| AIM OF THE EXERCISE |
Find the lines holding the string "type" in the data, then copy all of them.

Collected data entries:

----------

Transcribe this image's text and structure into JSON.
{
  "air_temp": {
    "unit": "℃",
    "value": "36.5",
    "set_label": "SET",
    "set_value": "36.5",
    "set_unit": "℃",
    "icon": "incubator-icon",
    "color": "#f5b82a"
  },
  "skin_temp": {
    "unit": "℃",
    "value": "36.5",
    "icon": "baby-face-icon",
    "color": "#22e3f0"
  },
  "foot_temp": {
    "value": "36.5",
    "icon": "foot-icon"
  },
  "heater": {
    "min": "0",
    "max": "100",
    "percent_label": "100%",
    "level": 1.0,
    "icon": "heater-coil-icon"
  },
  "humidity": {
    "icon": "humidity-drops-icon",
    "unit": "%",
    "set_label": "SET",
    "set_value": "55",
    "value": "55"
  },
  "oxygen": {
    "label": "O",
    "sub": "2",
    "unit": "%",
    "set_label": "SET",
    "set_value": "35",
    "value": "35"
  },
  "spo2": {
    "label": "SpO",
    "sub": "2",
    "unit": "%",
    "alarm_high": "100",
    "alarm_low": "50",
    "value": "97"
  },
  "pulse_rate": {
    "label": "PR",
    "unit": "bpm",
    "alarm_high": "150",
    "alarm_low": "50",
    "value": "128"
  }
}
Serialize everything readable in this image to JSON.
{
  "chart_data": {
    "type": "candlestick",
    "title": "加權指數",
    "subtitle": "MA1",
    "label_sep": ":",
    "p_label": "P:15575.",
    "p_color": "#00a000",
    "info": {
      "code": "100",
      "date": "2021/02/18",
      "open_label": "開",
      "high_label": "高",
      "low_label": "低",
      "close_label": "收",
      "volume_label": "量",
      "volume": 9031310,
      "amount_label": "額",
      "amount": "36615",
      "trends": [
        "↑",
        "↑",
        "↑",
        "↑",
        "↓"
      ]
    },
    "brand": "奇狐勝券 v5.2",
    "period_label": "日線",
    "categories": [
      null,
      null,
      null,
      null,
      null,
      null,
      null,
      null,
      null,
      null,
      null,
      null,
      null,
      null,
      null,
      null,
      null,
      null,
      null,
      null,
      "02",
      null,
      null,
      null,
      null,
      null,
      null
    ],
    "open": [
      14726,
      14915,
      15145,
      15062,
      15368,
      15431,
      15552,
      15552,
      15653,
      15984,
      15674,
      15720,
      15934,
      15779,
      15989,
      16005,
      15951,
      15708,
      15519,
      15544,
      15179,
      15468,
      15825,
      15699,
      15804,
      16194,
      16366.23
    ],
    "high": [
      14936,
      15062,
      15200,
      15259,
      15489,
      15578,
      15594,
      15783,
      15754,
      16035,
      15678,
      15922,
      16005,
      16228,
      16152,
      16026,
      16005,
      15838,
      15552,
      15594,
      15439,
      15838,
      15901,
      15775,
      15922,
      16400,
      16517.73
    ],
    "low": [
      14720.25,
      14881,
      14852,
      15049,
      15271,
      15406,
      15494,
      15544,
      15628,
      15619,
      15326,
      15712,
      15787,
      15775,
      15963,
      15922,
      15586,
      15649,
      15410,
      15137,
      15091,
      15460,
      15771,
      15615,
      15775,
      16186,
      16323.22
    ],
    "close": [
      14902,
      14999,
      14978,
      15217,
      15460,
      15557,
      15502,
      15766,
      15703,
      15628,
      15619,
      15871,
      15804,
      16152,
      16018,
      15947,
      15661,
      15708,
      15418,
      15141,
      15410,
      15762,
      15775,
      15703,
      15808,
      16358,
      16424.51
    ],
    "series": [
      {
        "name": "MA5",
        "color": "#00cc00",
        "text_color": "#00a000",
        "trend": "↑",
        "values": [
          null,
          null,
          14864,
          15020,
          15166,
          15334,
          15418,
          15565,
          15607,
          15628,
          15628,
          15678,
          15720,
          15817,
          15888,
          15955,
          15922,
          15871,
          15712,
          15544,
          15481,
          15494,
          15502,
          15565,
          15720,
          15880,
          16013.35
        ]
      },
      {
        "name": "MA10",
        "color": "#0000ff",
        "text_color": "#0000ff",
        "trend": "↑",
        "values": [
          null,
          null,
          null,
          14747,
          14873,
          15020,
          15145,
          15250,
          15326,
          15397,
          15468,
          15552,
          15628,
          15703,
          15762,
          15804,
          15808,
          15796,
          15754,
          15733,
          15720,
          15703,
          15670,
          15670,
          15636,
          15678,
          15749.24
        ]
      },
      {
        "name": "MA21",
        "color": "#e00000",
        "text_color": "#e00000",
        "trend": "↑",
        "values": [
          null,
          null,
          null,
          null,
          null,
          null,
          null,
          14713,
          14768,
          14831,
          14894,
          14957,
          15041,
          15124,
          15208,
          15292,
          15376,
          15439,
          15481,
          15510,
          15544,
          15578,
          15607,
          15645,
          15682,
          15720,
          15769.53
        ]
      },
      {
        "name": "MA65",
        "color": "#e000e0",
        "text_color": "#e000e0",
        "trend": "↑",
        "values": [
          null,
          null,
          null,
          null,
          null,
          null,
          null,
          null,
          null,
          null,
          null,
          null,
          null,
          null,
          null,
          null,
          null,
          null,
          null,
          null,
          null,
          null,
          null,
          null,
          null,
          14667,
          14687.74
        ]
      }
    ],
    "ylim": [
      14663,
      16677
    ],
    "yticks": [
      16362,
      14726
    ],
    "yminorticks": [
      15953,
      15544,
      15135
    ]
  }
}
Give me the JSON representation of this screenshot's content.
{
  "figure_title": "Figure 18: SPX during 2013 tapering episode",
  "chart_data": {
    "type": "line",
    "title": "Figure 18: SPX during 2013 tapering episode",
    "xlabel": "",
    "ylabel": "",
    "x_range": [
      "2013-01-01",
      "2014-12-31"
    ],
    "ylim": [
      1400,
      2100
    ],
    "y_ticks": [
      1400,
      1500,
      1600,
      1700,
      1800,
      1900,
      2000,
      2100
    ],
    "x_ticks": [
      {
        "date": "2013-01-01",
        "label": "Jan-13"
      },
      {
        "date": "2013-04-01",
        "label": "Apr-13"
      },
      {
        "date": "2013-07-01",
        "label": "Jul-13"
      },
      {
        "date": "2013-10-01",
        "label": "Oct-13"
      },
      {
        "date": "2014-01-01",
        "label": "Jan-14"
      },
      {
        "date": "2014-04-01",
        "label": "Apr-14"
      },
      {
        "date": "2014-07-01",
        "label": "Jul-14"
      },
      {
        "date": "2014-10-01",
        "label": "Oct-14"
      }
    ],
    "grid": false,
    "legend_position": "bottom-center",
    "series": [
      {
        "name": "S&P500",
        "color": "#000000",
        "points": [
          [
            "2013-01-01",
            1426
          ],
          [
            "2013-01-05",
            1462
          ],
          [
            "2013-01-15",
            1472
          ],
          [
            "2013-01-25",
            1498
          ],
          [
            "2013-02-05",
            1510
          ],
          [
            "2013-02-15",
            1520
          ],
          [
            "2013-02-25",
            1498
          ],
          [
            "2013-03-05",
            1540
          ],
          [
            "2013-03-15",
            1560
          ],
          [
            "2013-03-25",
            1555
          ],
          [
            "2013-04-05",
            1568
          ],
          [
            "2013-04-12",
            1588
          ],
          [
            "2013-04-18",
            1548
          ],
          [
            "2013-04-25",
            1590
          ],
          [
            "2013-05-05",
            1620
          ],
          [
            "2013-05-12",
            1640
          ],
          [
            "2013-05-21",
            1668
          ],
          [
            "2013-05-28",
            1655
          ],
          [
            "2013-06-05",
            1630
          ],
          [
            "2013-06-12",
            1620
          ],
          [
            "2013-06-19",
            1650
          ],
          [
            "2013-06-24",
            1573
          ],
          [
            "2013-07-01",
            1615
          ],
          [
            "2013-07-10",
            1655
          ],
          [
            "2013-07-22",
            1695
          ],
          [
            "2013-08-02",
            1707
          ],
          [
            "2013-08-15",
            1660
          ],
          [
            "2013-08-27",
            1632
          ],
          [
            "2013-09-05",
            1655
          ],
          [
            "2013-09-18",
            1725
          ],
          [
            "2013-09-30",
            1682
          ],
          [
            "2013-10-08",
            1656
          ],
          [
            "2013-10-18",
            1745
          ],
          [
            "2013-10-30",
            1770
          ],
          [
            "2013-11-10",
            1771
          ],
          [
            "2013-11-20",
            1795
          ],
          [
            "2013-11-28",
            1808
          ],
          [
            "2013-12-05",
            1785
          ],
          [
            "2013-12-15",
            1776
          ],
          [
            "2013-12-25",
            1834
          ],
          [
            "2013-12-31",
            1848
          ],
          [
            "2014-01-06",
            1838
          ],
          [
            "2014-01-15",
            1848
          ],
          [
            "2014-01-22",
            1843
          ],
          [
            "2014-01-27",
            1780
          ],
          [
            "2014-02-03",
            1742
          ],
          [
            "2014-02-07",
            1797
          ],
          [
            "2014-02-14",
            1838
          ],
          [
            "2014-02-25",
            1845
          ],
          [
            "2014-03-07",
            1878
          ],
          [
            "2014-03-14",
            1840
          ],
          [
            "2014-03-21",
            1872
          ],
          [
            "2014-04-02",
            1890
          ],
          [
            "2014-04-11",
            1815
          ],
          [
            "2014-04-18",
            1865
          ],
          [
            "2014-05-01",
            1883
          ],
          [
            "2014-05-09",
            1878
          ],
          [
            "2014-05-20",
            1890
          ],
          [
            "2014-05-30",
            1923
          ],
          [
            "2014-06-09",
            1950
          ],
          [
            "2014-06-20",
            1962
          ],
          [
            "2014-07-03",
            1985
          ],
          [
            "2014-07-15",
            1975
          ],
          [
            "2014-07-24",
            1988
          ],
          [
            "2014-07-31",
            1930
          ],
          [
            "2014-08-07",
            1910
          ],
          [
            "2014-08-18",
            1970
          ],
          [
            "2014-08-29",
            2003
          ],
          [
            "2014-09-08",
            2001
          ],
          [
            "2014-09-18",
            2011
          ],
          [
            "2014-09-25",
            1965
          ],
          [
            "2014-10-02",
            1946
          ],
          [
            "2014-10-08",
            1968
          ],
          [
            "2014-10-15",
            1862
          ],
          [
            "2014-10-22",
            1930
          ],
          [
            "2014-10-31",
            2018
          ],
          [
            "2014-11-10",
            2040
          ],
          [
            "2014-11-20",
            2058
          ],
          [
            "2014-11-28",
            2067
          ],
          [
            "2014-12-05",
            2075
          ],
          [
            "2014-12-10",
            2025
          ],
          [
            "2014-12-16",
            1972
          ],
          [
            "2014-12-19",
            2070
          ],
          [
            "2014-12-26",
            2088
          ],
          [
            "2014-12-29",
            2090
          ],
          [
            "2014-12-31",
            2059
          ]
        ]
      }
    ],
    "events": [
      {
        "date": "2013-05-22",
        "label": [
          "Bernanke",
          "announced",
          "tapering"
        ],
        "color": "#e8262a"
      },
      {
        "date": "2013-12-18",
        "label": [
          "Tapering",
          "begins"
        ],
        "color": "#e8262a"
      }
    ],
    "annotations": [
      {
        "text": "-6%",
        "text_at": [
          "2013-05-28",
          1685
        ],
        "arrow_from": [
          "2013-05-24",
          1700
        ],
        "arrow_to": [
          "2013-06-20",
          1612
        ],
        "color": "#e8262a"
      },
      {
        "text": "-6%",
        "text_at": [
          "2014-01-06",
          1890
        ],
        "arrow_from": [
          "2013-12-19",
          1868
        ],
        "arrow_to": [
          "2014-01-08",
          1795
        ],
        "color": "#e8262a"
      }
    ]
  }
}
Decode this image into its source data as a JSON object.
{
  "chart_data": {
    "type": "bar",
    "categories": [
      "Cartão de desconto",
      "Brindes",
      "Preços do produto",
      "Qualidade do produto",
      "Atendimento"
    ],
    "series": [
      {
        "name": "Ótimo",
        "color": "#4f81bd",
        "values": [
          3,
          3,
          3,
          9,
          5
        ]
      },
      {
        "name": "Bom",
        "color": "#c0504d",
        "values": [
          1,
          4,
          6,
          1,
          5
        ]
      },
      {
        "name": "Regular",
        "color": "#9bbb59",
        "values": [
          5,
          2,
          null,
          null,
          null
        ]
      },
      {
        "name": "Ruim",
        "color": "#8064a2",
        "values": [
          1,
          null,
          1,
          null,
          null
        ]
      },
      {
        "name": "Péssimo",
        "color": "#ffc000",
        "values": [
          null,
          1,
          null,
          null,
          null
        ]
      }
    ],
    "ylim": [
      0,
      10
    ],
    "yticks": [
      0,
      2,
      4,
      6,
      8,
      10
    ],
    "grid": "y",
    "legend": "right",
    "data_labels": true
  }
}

----------

| RESULT OF THE TASK |
    "type": "candlestick",
    "type": "line",
    "type": "bar",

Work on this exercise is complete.